▶ _Dataset items_
------------------------------------

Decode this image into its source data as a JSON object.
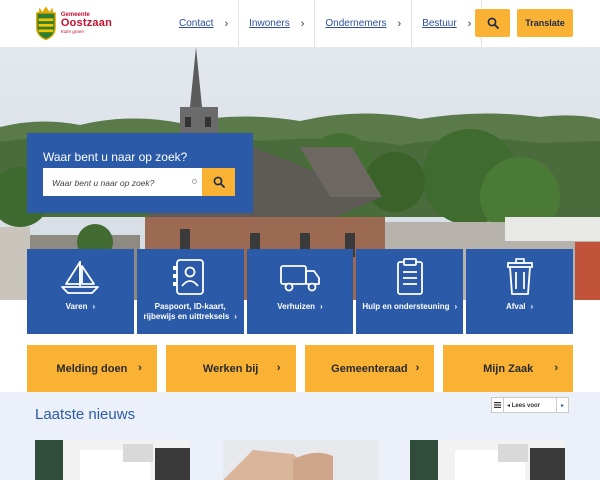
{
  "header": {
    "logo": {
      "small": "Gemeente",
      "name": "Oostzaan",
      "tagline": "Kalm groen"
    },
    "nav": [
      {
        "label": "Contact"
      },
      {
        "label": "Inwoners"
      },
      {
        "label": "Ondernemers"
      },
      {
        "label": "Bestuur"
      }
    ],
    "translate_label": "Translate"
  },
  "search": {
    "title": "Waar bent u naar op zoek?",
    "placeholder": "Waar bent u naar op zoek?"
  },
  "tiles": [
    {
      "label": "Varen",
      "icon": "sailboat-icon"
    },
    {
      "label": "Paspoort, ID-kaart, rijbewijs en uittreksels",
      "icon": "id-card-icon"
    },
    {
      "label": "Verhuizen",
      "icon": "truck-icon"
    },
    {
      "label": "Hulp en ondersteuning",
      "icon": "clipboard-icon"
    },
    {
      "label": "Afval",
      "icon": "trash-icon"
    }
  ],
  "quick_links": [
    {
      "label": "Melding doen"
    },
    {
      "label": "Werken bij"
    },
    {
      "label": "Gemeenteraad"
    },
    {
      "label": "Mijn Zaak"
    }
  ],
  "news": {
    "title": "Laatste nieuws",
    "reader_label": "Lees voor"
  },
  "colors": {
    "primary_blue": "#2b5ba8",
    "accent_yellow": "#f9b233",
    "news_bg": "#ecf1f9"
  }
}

------------------------------------

▶ _Problem statement_
Copy all the lines above that hold the string "bent".

▶ _Correct response_
    "title": "Waar bent u naar op zoek?",
    "placeholder": "Waar bent u naar op zoek?"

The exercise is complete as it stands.